WHAT IS BEING ASKED.
Count how many lines of the data include "text". The answer is that number and nothing else.

Stored dataset items.

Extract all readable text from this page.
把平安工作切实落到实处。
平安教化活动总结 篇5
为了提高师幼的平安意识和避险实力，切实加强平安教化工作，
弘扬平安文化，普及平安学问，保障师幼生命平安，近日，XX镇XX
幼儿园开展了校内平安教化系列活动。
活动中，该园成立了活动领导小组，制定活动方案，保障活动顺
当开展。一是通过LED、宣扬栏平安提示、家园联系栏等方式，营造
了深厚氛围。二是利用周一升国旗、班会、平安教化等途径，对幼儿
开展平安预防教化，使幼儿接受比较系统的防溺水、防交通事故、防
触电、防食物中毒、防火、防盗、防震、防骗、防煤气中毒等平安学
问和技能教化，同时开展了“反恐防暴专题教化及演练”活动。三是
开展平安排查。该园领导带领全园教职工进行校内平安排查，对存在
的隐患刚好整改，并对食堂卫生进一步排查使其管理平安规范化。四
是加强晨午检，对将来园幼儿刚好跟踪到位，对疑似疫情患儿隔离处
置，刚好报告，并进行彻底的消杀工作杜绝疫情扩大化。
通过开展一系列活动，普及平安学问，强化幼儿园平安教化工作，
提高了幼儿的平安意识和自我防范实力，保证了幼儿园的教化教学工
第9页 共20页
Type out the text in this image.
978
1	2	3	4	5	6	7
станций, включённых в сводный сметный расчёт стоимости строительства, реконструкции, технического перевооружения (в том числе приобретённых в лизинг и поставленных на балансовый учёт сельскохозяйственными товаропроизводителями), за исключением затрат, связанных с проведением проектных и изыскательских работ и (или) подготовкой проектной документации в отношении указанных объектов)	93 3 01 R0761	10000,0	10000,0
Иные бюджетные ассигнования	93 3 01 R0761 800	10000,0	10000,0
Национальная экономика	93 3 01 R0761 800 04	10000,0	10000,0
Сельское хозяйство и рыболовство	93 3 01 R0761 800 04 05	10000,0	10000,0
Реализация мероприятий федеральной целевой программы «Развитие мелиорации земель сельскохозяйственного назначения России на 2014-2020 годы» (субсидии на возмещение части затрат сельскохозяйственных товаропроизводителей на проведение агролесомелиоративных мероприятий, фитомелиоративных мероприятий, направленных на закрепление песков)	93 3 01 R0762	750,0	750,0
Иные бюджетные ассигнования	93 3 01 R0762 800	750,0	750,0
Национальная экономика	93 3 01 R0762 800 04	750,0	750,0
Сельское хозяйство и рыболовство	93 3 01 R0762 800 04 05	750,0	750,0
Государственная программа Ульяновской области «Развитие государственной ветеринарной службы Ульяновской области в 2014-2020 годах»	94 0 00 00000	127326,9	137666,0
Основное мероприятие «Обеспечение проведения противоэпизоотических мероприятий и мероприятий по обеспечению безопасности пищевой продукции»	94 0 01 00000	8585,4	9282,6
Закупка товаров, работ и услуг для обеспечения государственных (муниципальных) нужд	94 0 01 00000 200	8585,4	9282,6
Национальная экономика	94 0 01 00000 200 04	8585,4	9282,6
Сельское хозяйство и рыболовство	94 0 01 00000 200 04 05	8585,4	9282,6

FULL ANSWER.
2